TASK REQUIREMENTS: In the copy, include every entry exactly but none of the images.

GIVEN DATA:
- - -
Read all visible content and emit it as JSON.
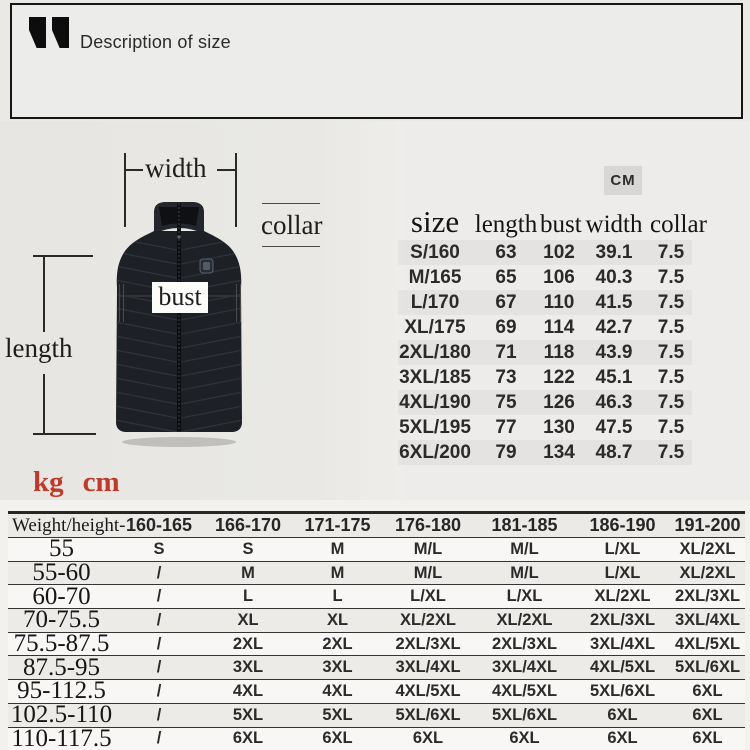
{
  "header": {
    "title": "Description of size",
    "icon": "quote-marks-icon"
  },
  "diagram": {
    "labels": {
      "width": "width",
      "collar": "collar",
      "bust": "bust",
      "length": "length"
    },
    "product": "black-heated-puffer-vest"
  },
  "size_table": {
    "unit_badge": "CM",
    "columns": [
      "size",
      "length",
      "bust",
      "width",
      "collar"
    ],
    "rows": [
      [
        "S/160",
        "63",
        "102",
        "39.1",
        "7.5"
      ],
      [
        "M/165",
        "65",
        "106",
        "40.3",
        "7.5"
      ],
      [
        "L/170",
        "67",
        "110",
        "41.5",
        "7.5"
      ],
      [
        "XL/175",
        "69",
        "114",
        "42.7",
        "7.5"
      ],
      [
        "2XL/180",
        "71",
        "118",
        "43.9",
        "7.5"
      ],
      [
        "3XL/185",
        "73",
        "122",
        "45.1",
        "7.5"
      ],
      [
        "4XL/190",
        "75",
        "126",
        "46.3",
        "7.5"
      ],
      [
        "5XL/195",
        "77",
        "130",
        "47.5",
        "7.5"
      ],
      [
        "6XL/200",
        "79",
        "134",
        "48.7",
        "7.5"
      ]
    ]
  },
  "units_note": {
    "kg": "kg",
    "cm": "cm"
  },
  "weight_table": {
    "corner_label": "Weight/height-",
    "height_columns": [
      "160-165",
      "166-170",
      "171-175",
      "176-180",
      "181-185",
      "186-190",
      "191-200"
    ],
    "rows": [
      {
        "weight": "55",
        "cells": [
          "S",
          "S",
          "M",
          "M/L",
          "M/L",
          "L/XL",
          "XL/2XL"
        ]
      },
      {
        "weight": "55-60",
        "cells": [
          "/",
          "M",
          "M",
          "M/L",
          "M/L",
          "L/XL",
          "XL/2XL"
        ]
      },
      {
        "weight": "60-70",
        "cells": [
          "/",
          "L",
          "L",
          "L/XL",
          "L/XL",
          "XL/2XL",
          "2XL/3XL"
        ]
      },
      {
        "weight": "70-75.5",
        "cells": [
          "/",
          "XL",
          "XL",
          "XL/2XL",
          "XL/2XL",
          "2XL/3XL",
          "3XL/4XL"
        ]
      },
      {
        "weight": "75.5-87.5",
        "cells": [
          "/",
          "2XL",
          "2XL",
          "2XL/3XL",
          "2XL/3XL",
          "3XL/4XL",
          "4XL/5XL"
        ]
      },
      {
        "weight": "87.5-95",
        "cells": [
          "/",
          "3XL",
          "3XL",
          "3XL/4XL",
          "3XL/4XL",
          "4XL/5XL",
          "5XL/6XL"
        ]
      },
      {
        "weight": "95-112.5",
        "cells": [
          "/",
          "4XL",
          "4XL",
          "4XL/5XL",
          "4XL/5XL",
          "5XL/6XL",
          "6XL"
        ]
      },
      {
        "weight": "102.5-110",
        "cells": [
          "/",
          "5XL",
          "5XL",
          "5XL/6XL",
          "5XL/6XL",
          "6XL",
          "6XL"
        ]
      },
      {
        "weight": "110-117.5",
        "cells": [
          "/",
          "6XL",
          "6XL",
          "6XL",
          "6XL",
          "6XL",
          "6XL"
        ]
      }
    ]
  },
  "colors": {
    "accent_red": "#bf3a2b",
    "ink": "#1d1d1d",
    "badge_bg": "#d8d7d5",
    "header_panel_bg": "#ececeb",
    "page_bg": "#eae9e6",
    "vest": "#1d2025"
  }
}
- - -
EXERCISE ANSWER:
Read all visible content and emit it as JSON.
{
  "header": {
    "title": "Description of size",
    "icon": "quote-marks-icon"
  },
  "diagram": {
    "labels": {
      "width": "width",
      "collar": "collar",
      "bust": "bust",
      "length": "length"
    },
    "product": "black-heated-puffer-vest"
  },
  "size_table": {
    "unit_badge": "CM",
    "columns": [
      "size",
      "length",
      "bust",
      "width",
      "collar"
    ],
    "rows": [
      [
        "S/160",
        "63",
        "102",
        "39.1",
        "7.5"
      ],
      [
        "M/165",
        "65",
        "106",
        "40.3",
        "7.5"
      ],
      [
        "L/170",
        "67",
        "110",
        "41.5",
        "7.5"
      ],
      [
        "XL/175",
        "69",
        "114",
        "42.7",
        "7.5"
      ],
      [
        "2XL/180",
        "71",
        "118",
        "43.9",
        "7.5"
      ],
      [
        "3XL/185",
        "73",
        "122",
        "45.1",
        "7.5"
      ],
      [
        "4XL/190",
        "75",
        "126",
        "46.3",
        "7.5"
      ],
      [
        "5XL/195",
        "77",
        "130",
        "47.5",
        "7.5"
      ],
      [
        "6XL/200",
        "79",
        "134",
        "48.7",
        "7.5"
      ]
    ]
  },
  "units_note": {
    "kg": "kg",
    "cm": "cm"
  },
  "weight_table": {
    "corner_label": "Weight/height-",
    "height_columns": [
      "160-165",
      "166-170",
      "171-175",
      "176-180",
      "181-185",
      "186-190",
      "191-200"
    ],
    "rows": [
      {
        "weight": "55",
        "cells": [
          "S",
          "S",
          "M",
          "M/L",
          "M/L",
          "L/XL",
          "XL/2XL"
        ]
      },
      {
        "weight": "55-60",
        "cells": [
          "/",
          "M",
          "M",
          "M/L",
          "M/L",
          "L/XL",
          "XL/2XL"
        ]
      },
      {
        "weight": "60-70",
        "cells": [
          "/",
          "L",
          "L",
          "L/XL",
          "L/XL",
          "XL/2XL",
          "2XL/3XL"
        ]
      },
      {
        "weight": "70-75.5",
        "cells": [
          "/",
          "XL",
          "XL",
          "XL/2XL",
          "XL/2XL",
          "2XL/3XL",
          "3XL/4XL"
        ]
      },
      {
        "weight": "75.5-87.5",
        "cells": [
          "/",
          "2XL",
          "2XL",
          "2XL/3XL",
          "2XL/3XL",
          "3XL/4XL",
          "4XL/5XL"
        ]
      },
      {
        "weight": "87.5-95",
        "cells": [
          "/",
          "3XL",
          "3XL",
          "3XL/4XL",
          "3XL/4XL",
          "4XL/5XL",
          "5XL/6XL"
        ]
      },
      {
        "weight": "95-112.5",
        "cells": [
          "/",
          "4XL",
          "4XL",
          "4XL/5XL",
          "4XL/5XL",
          "5XL/6XL",
          "6XL"
        ]
      },
      {
        "weight": "102.5-110",
        "cells": [
          "/",
          "5XL",
          "5XL",
          "5XL/6XL",
          "5XL/6XL",
          "6XL",
          "6XL"
        ]
      },
      {
        "weight": "110-117.5",
        "cells": [
          "/",
          "6XL",
          "6XL",
          "6XL",
          "6XL",
          "6XL",
          "6XL"
        ]
      }
    ]
  },
  "colors": {
    "accent_red": "#bf3a2b",
    "ink": "#1d1d1d",
    "badge_bg": "#d8d7d5",
    "header_panel_bg": "#ececeb",
    "page_bg": "#eae9e6",
    "vest": "#1d2025"
  }
}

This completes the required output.